Written instruction — Each entry that follows must be output without any deviation.

Excerpted data —
(begin)
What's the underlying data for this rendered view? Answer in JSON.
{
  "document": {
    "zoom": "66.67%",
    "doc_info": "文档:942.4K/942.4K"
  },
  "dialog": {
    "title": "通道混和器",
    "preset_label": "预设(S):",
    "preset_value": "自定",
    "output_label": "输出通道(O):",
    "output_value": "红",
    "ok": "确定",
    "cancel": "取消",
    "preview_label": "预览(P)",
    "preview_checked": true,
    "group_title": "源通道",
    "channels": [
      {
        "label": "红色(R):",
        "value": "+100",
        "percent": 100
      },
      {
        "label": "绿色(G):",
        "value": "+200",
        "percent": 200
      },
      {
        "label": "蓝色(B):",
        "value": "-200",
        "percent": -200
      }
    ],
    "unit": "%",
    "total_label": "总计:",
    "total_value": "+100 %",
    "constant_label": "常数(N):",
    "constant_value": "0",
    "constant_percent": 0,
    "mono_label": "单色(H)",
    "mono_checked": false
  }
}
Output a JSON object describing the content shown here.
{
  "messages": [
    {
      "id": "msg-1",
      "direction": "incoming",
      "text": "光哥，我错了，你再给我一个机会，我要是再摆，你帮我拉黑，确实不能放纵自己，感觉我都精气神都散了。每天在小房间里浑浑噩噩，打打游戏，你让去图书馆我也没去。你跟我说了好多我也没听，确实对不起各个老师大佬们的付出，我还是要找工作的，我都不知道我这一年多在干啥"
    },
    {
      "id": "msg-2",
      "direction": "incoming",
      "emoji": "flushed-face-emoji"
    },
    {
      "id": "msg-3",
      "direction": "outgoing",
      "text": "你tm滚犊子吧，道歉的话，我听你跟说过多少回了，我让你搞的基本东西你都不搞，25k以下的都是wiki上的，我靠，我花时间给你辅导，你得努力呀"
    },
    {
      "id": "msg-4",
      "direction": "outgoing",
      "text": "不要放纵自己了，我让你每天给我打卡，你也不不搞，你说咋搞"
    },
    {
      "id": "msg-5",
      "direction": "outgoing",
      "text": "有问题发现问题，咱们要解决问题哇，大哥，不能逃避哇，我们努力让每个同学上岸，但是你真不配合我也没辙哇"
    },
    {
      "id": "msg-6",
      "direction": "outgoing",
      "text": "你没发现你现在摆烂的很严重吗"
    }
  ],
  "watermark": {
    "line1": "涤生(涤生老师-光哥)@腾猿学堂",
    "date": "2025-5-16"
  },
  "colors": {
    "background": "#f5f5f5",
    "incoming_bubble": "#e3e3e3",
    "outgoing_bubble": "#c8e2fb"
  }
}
(end)
Answer to this exercise —
What's the underlying data for this rendered view? Answer in JSON.
{
  "document": {
    "zoom": "66.67%",
    "doc_info": "文档:942.4K/942.4K"
  },
  "dialog": {
    "title": "通道混和器",
    "preset_label": "预设(S):",
    "preset_value": "自定",
    "output_label": "输出通道(O):",
    "output_value": "红",
    "ok": "确定",
    "cancel": "取消",
    "preview_label": "预览(P)",
    "preview_checked": true,
    "group_title": "源通道",
    "channels": [
      {
        "label": "红色(R):",
        "value": "+100",
        "percent": 100
      },
      {
        "label": "绿色(G):",
        "value": "+200",
        "percent": 200
      },
      {
        "label": "蓝色(B):",
        "value": "-200",
        "percent": -200
      }
    ],
    "unit": "%",
    "total_label": "总计:",
    "total_value": "+100 %",
    "constant_label": "常数(N):",
    "constant_value": "0",
    "constant_percent": 0,
    "mono_label": "单色(H)",
    "mono_checked": false
  }
}
Output a JSON object describing the content shown here.
{
  "messages": [
    {
      "id": "msg-1",
      "direction": "incoming",
      "text": "光哥，我错了，你再给我一个机会，我要是再摆，你帮我拉黑，确实不能放纵自己，感觉我都精气神都散了。每天在小房间里浑浑噩噩，打打游戏，你让去图书馆我也没去。你跟我说了好多我也没听，确实对不起各个老师大佬们的付出，我还是要找工作的，我都不知道我这一年多在干啥"
    },
    {
      "id": "msg-2",
      "direction": "incoming",
      "emoji": "flushed-face-emoji"
    },
    {
      "id": "msg-3",
      "direction": "outgoing",
      "text": "你tm滚犊子吧，道歉的话，我听你跟说过多少回了，我让你搞的基本东西你都不搞，25k以下的都是wiki上的，我靠，我花时间给你辅导，你得努力呀"
    },
    {
      "id": "msg-4",
      "direction": "outgoing",
      "text": "不要放纵自己了，我让你每天给我打卡，你也不不搞，你说咋搞"
    },
    {
      "id": "msg-5",
      "direction": "outgoing",
      "text": "有问题发现问题，咱们要解决问题哇，大哥，不能逃避哇，我们努力让每个同学上岸，但是你真不配合我也没辙哇"
    },
    {
      "id": "msg-6",
      "direction": "outgoing",
      "text": "你没发现你现在摆烂的很严重吗"
    }
  ],
  "watermark": {
    "line1": "涤生(涤生老师-光哥)@腾猿学堂",
    "date": "2025-5-16"
  },
  "colors": {
    "background": "#f5f5f5",
    "incoming_bubble": "#e3e3e3",
    "outgoing_bubble": "#c8e2fb"
  }
}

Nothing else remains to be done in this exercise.